* _Exercise goal_: Return only these lines: the one that contains "What data populates" and every line after it through the end of the listing, exactly, without pictures.

* _Input rows_:

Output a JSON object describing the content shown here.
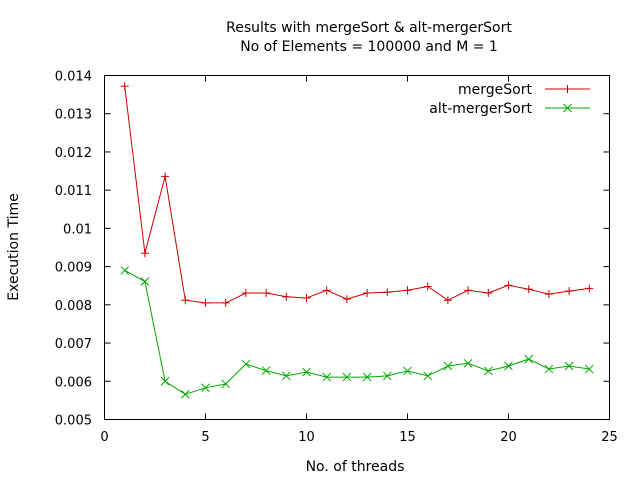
{
  "chart_data": {
    "type": "line",
    "title": "Results with mergeSort & alt-mergerSort",
    "subtitle": "No of Elements = 100000 and M = 1",
    "xlabel": "No. of threads",
    "ylabel": "Execution Time",
    "xlim": [
      0,
      25
    ],
    "ylim": [
      0.005,
      0.014
    ],
    "xticks": [
      "0",
      "5",
      "10",
      "15",
      "20",
      "25"
    ],
    "yticks": [
      "0.005",
      "0.006",
      "0.007",
      "0.008",
      "0.009",
      "0.01",
      "0.011",
      "0.012",
      "0.013",
      "0.014"
    ],
    "grid": false,
    "legend_position": "top-right",
    "x": [
      1,
      2,
      3,
      4,
      5,
      6,
      7,
      8,
      9,
      10,
      11,
      12,
      13,
      14,
      15,
      16,
      17,
      18,
      19,
      20,
      21,
      22,
      23,
      24
    ],
    "series": [
      {
        "name": "mergeSort",
        "color": "#cc0000",
        "marker": "plus",
        "values": [
          0.01372,
          0.00935,
          0.01136,
          0.00812,
          0.00805,
          0.00805,
          0.00831,
          0.00831,
          0.00821,
          0.00818,
          0.00838,
          0.00815,
          0.00831,
          0.00833,
          0.00838,
          0.00848,
          0.00812,
          0.00838,
          0.00831,
          0.00851,
          0.00841,
          0.00828,
          0.00836,
          0.00843
        ]
      },
      {
        "name": "alt-mergerSort",
        "color": "#00aa00",
        "marker": "cross",
        "values": [
          0.0089,
          0.00861,
          0.006,
          0.00566,
          0.00583,
          0.00593,
          0.00645,
          0.00628,
          0.00614,
          0.00624,
          0.00611,
          0.00611,
          0.00611,
          0.00614,
          0.00627,
          0.00614,
          0.0064,
          0.00647,
          0.00627,
          0.0064,
          0.00658,
          0.00632,
          0.0064,
          0.00632
        ]
      }
    ]
  }
}
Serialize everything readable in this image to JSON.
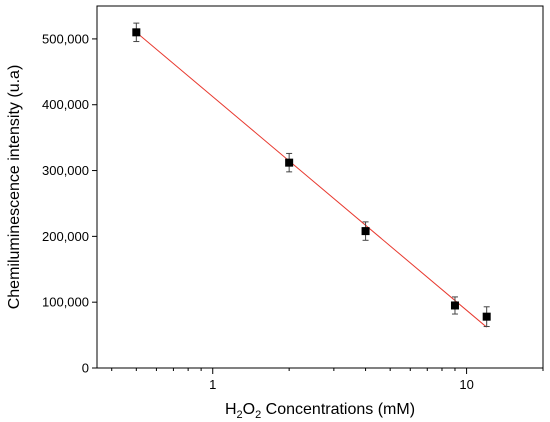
{
  "chart_data": {
    "type": "scatter",
    "xscale": "log",
    "xlabel": {
      "prefix": "H",
      "sub1": "2",
      "mid": "O",
      "sub2": "2",
      "suffix": " Concentrations (mM)"
    },
    "ylabel": "Chemiluminescence intensity (u.a)",
    "xlim": [
      0.35,
      20
    ],
    "ylim": [
      0,
      550000
    ],
    "x_ticks": [
      {
        "value": 1,
        "label": "1"
      },
      {
        "value": 10,
        "label": "10"
      }
    ],
    "y_ticks": [
      {
        "value": 0,
        "label": "0"
      },
      {
        "value": 100000,
        "label": "100,000"
      },
      {
        "value": 200000,
        "label": "200,000"
      },
      {
        "value": 300000,
        "label": "300,000"
      },
      {
        "value": 400000,
        "label": "400,000"
      },
      {
        "value": 500000,
        "label": "500,000"
      }
    ],
    "series": [
      {
        "points": [
          {
            "x": 0.5,
            "y": 510000,
            "err": 14000
          },
          {
            "x": 2,
            "y": 312000,
            "err": 14000
          },
          {
            "x": 4,
            "y": 208000,
            "err": 14000
          },
          {
            "x": 9,
            "y": 95000,
            "err": 13000
          },
          {
            "x": 12,
            "y": 78000,
            "err": 15000
          }
        ]
      }
    ],
    "fit_line": {
      "x": [
        0.5,
        12
      ],
      "y": [
        510000,
        62000
      ]
    },
    "colors": {
      "marker": "#000000",
      "fit": "#e8392f",
      "error_bar": "#444444"
    },
    "grid": false
  }
}
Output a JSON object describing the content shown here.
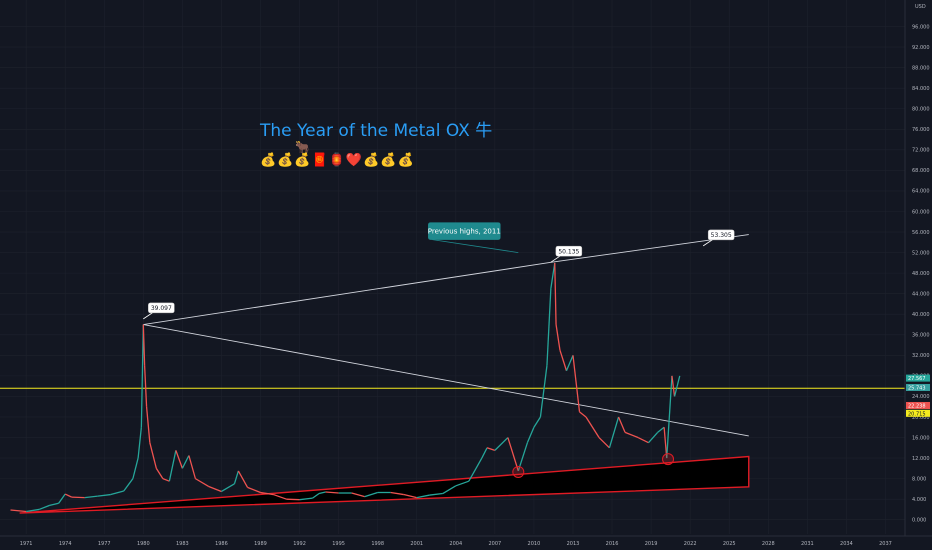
{
  "title": "The Year of the Metal OX 牛",
  "ox_emoji": "🐂",
  "emoji_row": "💰💰💰🧧🏮❤️💰💰💰",
  "currency_label": "USD",
  "colors": {
    "background": "#131722",
    "up": "#26a69a",
    "down": "#ef5350",
    "trend_red": "#e01b24",
    "horizontal_line": "#f5eb1e",
    "callout": "#1f8a8e",
    "trend_white": "#d1d4dc"
  },
  "chart_data": {
    "type": "line",
    "title": "The Year of the Metal OX 牛",
    "x_ticks": [
      "1971",
      "1974",
      "1977",
      "1980",
      "1983",
      "1986",
      "1989",
      "1992",
      "1995",
      "1998",
      "2001",
      "2004",
      "2007",
      "2010",
      "2013",
      "2016",
      "2019",
      "2022",
      "2025",
      "2028",
      "2031",
      "2034",
      "2037"
    ],
    "y_ticks": [
      0,
      4,
      8,
      12,
      16,
      20,
      24,
      28,
      32,
      36,
      40,
      44,
      48,
      52,
      56,
      60,
      64,
      68,
      72,
      76,
      80,
      84,
      88,
      92,
      96
    ],
    "ylim": [
      -2,
      100
    ],
    "xlim": [
      1969.3,
      2038.5
    ],
    "series": [
      {
        "x": [
          1969.8,
          1971.0,
          1972.0,
          1972.8,
          1973.5,
          1974.0,
          1974.5,
          1975.5,
          1976.5,
          1977.5,
          1978.5,
          1979.2,
          1979.6,
          1979.85,
          1980.0,
          1980.1,
          1980.25,
          1980.5,
          1981.0,
          1981.5,
          1982.0,
          1982.5,
          1983.0,
          1983.5,
          1984.0,
          1985.0,
          1986.0,
          1987.0,
          1987.3,
          1988.0,
          1989.0,
          1990.0,
          1991.0,
          1992.0,
          1993.0,
          1993.5,
          1994.0,
          1995.0,
          1996.0,
          1997.0,
          1998.0,
          1999.0,
          2000.0,
          2001.0,
          2002.0,
          2003.0,
          2004.0,
          2005.0,
          2006.0,
          2006.4,
          2007.0,
          2008.0,
          2008.8,
          2009.5,
          2010.0,
          2010.5,
          2011.0,
          2011.3,
          2011.6,
          2011.7,
          2012.0,
          2012.5,
          2013.0,
          2013.5,
          2014.0,
          2015.0,
          2015.8,
          2016.5,
          2017.0,
          2018.0,
          2018.8,
          2019.5,
          2020.0,
          2020.2,
          2020.6,
          2020.8,
          2021.0,
          2021.2
        ],
        "y": [
          1.9,
          1.6,
          2.0,
          2.8,
          3.2,
          5.0,
          4.4,
          4.3,
          4.6,
          4.9,
          5.6,
          8.0,
          12.0,
          18.0,
          38.0,
          30.0,
          22.0,
          15.0,
          10.0,
          8.0,
          7.5,
          13.5,
          10.0,
          12.5,
          8.0,
          6.5,
          5.5,
          7.0,
          9.5,
          6.3,
          5.3,
          4.9,
          4.0,
          3.9,
          4.2,
          5.1,
          5.4,
          5.2,
          5.2,
          4.5,
          5.3,
          5.3,
          4.9,
          4.3,
          4.8,
          5.1,
          6.6,
          7.5,
          12.0,
          14.0,
          13.5,
          16.0,
          9.5,
          15.0,
          18.0,
          20.0,
          30.0,
          45.0,
          50.0,
          38.0,
          33.0,
          29.0,
          32.0,
          21.0,
          20.0,
          16.0,
          14.0,
          20.0,
          17.0,
          16.0,
          15.0,
          17.0,
          18.0,
          12.0,
          28.0,
          24.0,
          26.0,
          28.0
        ]
      }
    ],
    "annotations": [
      {
        "label": "39.097",
        "x": 1980.0,
        "y": 39.097
      },
      {
        "label": "50.135",
        "x": 2011.3,
        "y": 50.135
      },
      {
        "label": "53.305",
        "x": 2023.0,
        "y": 53.305
      },
      {
        "label": "Previous highs, 2011",
        "x": 2008.8,
        "y": 52.0
      }
    ],
    "trendlines": [
      {
        "name": "upper-resistance",
        "x": [
          1980.0,
          2011.3,
          2026.5
        ],
        "y": [
          38.0,
          50.1,
          55.5
        ]
      },
      {
        "name": "descending",
        "x": [
          1980.0,
          2026.5
        ],
        "y": [
          38.0,
          16.3
        ]
      },
      {
        "name": "support-upper",
        "x": [
          1970.5,
          2026.5
        ],
        "y": [
          1.3,
          12.3
        ]
      },
      {
        "name": "support-lower",
        "x": [
          1970.5,
          2026.5
        ],
        "y": [
          1.3,
          6.4
        ]
      },
      {
        "name": "horizontal",
        "y": 25.6
      }
    ],
    "highlight_circles": [
      {
        "x": 2008.8,
        "y": 9.3
      },
      {
        "x": 2020.3,
        "y": 11.8
      }
    ],
    "price_labels": [
      {
        "label": "27.567",
        "y": 27.567,
        "color": "#26a69a"
      },
      {
        "label": "25.743",
        "y": 25.743,
        "color": "#37a0a0"
      },
      {
        "label": "22.238",
        "y": 22.238,
        "color": "#ef5350"
      },
      {
        "label": "20.715",
        "y": 20.715,
        "color": "#f5eb1e"
      }
    ]
  }
}
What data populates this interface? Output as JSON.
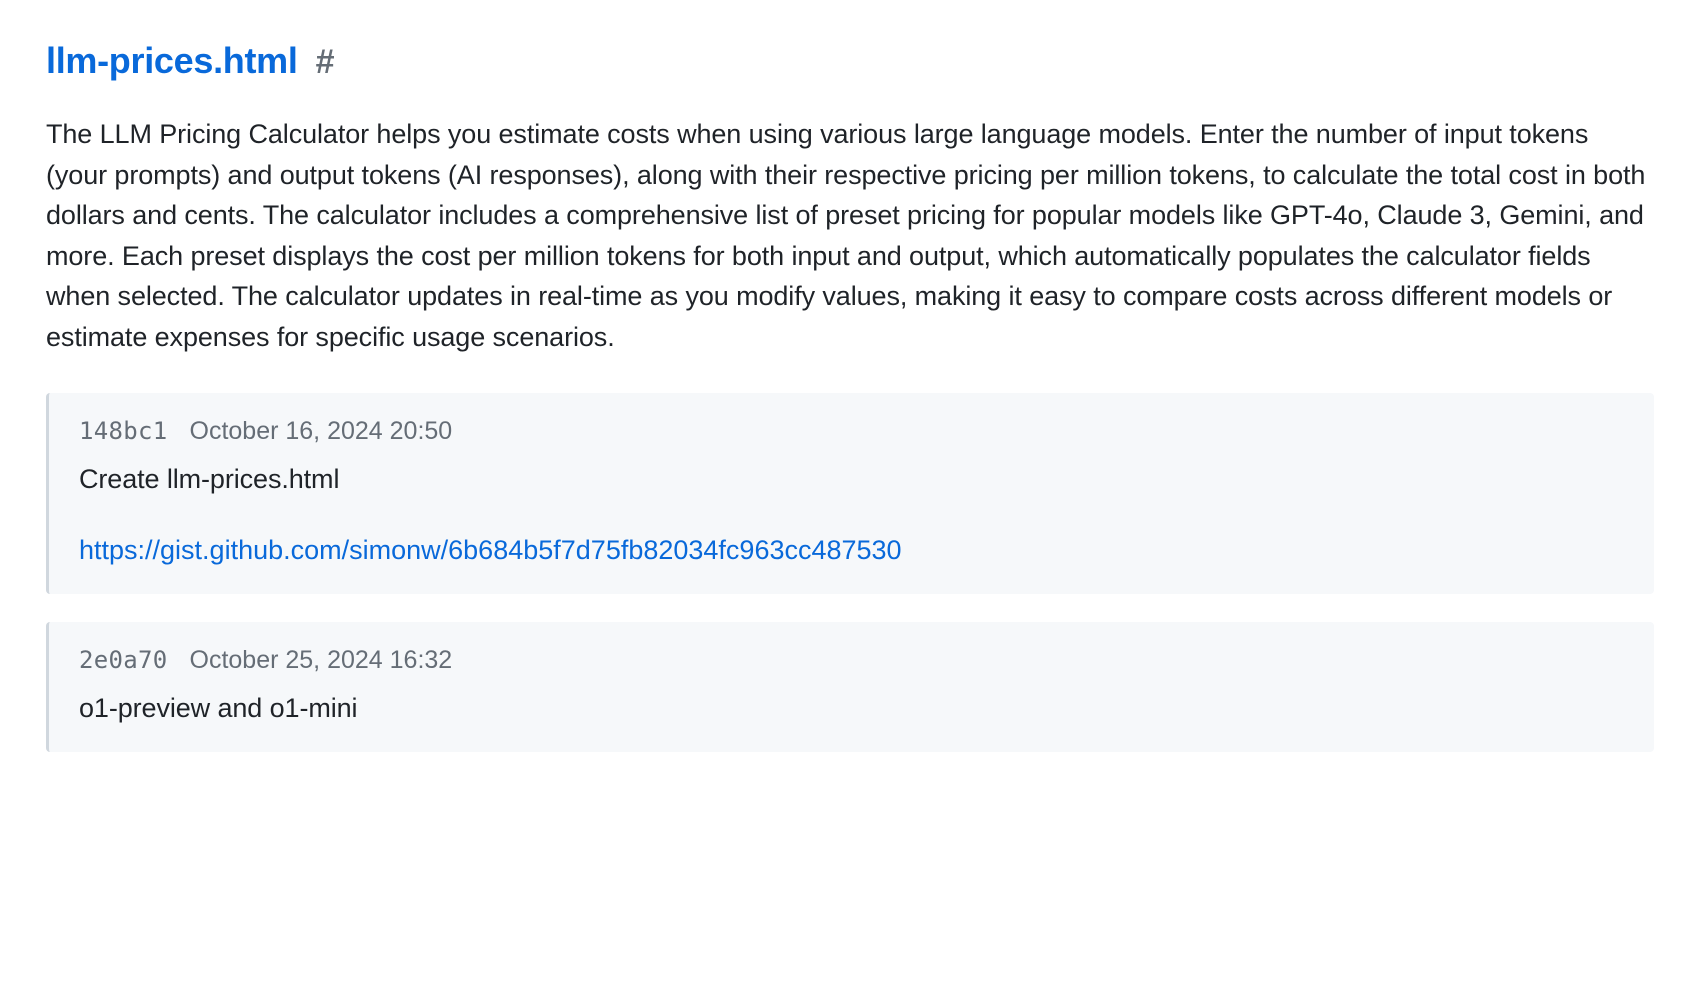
{
  "colors": {
    "link": "#0969da",
    "text": "#1f2328",
    "muted": "#656d76",
    "card_bg": "#f6f8fa",
    "card_border": "#d0d7de",
    "page_bg": "#ffffff"
  },
  "heading": {
    "title": "llm-prices.html",
    "anchor": "#"
  },
  "description": "The LLM Pricing Calculator helps you estimate costs when using various large language models. Enter the number of input tokens (your prompts) and output tokens (AI responses), along with their respective pricing per million tokens, to calculate the total cost in both dollars and cents. The calculator includes a comprehensive list of preset pricing for popular models like GPT-4o, Claude 3, Gemini, and more. Each preset displays the cost per million tokens for both input and output, which automatically populates the calculator fields when selected. The calculator updates in real-time as you modify values, making it easy to compare costs across different models or estimate expenses for specific usage scenarios.",
  "commits": [
    {
      "hash": "148bc1",
      "date": "October 16, 2024 20:50",
      "message": "Create llm-prices.html",
      "link": "https://gist.github.com/simonw/6b684b5f7d75fb82034fc963cc487530"
    },
    {
      "hash": "2e0a70",
      "date": "October 25, 2024 16:32",
      "message": "o1-preview and o1-mini",
      "link": null
    }
  ]
}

* _Problem solution_:
What data populates this interface? Output as JSON.
{
  "colors": {
    "link": "#0969da",
    "text": "#1f2328",
    "muted": "#656d76",
    "card_bg": "#f6f8fa",
    "card_border": "#d0d7de",
    "page_bg": "#ffffff"
  },
  "heading": {
    "title": "llm-prices.html",
    "anchor": "#"
  },
  "description": "The LLM Pricing Calculator helps you estimate costs when using various large language models. Enter the number of input tokens (your prompts) and output tokens (AI responses), along with their respective pricing per million tokens, to calculate the total cost in both dollars and cents. The calculator includes a comprehensive list of preset pricing for popular models like GPT-4o, Claude 3, Gemini, and more. Each preset displays the cost per million tokens for both input and output, which automatically populates the calculator fields when selected. The calculator updates in real-time as you modify values, making it easy to compare costs across different models or estimate expenses for specific usage scenarios.",
  "commits": [
    {
      "hash": "148bc1",
      "date": "October 16, 2024 20:50",
      "message": "Create llm-prices.html",
      "link": "https://gist.github.com/simonw/6b684b5f7d75fb82034fc963cc487530"
    },
    {
      "hash": "2e0a70",
      "date": "October 25, 2024 16:32",
      "message": "o1-preview and o1-mini",
      "link": null
    }
  ]
}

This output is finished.